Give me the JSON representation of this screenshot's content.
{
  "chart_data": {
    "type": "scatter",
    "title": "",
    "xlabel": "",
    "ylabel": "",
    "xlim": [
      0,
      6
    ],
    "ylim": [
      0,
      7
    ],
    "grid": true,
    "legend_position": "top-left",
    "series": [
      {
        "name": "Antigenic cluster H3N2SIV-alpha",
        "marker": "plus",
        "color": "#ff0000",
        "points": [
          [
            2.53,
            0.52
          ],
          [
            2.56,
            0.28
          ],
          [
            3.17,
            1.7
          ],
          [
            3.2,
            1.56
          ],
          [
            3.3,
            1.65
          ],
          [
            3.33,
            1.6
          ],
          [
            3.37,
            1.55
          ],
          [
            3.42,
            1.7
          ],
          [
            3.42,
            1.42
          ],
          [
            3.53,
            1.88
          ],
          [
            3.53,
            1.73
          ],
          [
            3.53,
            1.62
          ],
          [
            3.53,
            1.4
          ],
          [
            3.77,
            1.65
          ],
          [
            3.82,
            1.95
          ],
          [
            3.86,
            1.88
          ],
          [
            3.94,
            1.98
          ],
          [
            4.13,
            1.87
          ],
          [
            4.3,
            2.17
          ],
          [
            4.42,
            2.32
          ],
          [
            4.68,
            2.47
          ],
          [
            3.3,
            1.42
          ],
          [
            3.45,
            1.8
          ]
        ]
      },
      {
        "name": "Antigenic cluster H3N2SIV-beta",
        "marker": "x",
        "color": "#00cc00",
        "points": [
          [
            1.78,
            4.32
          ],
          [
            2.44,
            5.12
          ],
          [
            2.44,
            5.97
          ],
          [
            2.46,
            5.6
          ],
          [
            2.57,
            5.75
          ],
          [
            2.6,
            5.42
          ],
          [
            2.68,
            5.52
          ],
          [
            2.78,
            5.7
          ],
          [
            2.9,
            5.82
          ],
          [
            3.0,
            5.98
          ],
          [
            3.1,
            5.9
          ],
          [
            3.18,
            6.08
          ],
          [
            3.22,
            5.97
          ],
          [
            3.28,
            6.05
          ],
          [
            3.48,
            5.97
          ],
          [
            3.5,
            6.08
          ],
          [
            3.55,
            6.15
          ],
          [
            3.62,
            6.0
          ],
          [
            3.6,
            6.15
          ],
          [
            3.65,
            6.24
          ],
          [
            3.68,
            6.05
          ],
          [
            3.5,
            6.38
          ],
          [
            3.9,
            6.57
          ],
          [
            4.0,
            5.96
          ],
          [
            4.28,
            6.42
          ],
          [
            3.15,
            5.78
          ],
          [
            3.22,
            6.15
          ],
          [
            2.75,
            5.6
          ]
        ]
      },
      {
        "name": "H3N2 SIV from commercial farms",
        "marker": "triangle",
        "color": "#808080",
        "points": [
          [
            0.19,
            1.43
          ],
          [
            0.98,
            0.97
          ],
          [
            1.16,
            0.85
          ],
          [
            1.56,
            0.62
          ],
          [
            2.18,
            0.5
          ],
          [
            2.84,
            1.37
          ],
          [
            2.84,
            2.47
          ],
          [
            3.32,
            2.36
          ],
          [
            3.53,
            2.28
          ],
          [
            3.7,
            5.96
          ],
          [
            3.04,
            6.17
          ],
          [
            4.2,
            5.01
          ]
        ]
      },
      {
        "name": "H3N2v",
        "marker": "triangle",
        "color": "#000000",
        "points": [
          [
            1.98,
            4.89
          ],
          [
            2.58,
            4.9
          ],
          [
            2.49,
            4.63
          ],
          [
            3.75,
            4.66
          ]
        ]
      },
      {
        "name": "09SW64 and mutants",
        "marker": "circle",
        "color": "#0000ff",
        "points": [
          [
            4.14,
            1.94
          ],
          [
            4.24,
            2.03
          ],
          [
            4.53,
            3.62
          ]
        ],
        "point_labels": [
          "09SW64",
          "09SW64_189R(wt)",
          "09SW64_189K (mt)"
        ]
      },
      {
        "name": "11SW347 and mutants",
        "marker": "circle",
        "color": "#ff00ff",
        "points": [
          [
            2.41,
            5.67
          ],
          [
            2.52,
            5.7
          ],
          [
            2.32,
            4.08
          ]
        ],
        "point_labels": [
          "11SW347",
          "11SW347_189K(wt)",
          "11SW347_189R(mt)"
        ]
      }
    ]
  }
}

Your goal — Reproduce every record, matching each line exactly.

Solution for this problem —
Give me the JSON representation of this screenshot's content.
{
  "chart_data": {
    "type": "scatter",
    "title": "",
    "xlabel": "",
    "ylabel": "",
    "xlim": [
      0,
      6
    ],
    "ylim": [
      0,
      7
    ],
    "grid": true,
    "legend_position": "top-left",
    "series": [
      {
        "name": "Antigenic cluster H3N2SIV-alpha",
        "marker": "plus",
        "color": "#ff0000",
        "points": [
          [
            2.53,
            0.52
          ],
          [
            2.56,
            0.28
          ],
          [
            3.17,
            1.7
          ],
          [
            3.2,
            1.56
          ],
          [
            3.3,
            1.65
          ],
          [
            3.33,
            1.6
          ],
          [
            3.37,
            1.55
          ],
          [
            3.42,
            1.7
          ],
          [
            3.42,
            1.42
          ],
          [
            3.53,
            1.88
          ],
          [
            3.53,
            1.73
          ],
          [
            3.53,
            1.62
          ],
          [
            3.53,
            1.4
          ],
          [
            3.77,
            1.65
          ],
          [
            3.82,
            1.95
          ],
          [
            3.86,
            1.88
          ],
          [
            3.94,
            1.98
          ],
          [
            4.13,
            1.87
          ],
          [
            4.3,
            2.17
          ],
          [
            4.42,
            2.32
          ],
          [
            4.68,
            2.47
          ],
          [
            3.3,
            1.42
          ],
          [
            3.45,
            1.8
          ]
        ]
      },
      {
        "name": "Antigenic cluster H3N2SIV-beta",
        "marker": "x",
        "color": "#00cc00",
        "points": [
          [
            1.78,
            4.32
          ],
          [
            2.44,
            5.12
          ],
          [
            2.44,
            5.97
          ],
          [
            2.46,
            5.6
          ],
          [
            2.57,
            5.75
          ],
          [
            2.6,
            5.42
          ],
          [
            2.68,
            5.52
          ],
          [
            2.78,
            5.7
          ],
          [
            2.9,
            5.82
          ],
          [
            3.0,
            5.98
          ],
          [
            3.1,
            5.9
          ],
          [
            3.18,
            6.08
          ],
          [
            3.22,
            5.97
          ],
          [
            3.28,
            6.05
          ],
          [
            3.48,
            5.97
          ],
          [
            3.5,
            6.08
          ],
          [
            3.55,
            6.15
          ],
          [
            3.62,
            6.0
          ],
          [
            3.6,
            6.15
          ],
          [
            3.65,
            6.24
          ],
          [
            3.68,
            6.05
          ],
          [
            3.5,
            6.38
          ],
          [
            3.9,
            6.57
          ],
          [
            4.0,
            5.96
          ],
          [
            4.28,
            6.42
          ],
          [
            3.15,
            5.78
          ],
          [
            3.22,
            6.15
          ],
          [
            2.75,
            5.6
          ]
        ]
      },
      {
        "name": "H3N2 SIV from commercial farms",
        "marker": "triangle",
        "color": "#808080",
        "points": [
          [
            0.19,
            1.43
          ],
          [
            0.98,
            0.97
          ],
          [
            1.16,
            0.85
          ],
          [
            1.56,
            0.62
          ],
          [
            2.18,
            0.5
          ],
          [
            2.84,
            1.37
          ],
          [
            2.84,
            2.47
          ],
          [
            3.32,
            2.36
          ],
          [
            3.53,
            2.28
          ],
          [
            3.7,
            5.96
          ],
          [
            3.04,
            6.17
          ],
          [
            4.2,
            5.01
          ]
        ]
      },
      {
        "name": "H3N2v",
        "marker": "triangle",
        "color": "#000000",
        "points": [
          [
            1.98,
            4.89
          ],
          [
            2.58,
            4.9
          ],
          [
            2.49,
            4.63
          ],
          [
            3.75,
            4.66
          ]
        ]
      },
      {
        "name": "09SW64 and mutants",
        "marker": "circle",
        "color": "#0000ff",
        "points": [
          [
            4.14,
            1.94
          ],
          [
            4.24,
            2.03
          ],
          [
            4.53,
            3.62
          ]
        ],
        "point_labels": [
          "09SW64",
          "09SW64_189R(wt)",
          "09SW64_189K (mt)"
        ]
      },
      {
        "name": "11SW347 and mutants",
        "marker": "circle",
        "color": "#ff00ff",
        "points": [
          [
            2.41,
            5.67
          ],
          [
            2.52,
            5.7
          ],
          [
            2.32,
            4.08
          ]
        ],
        "point_labels": [
          "11SW347",
          "11SW347_189K(wt)",
          "11SW347_189R(mt)"
        ]
      }
    ]
  }
}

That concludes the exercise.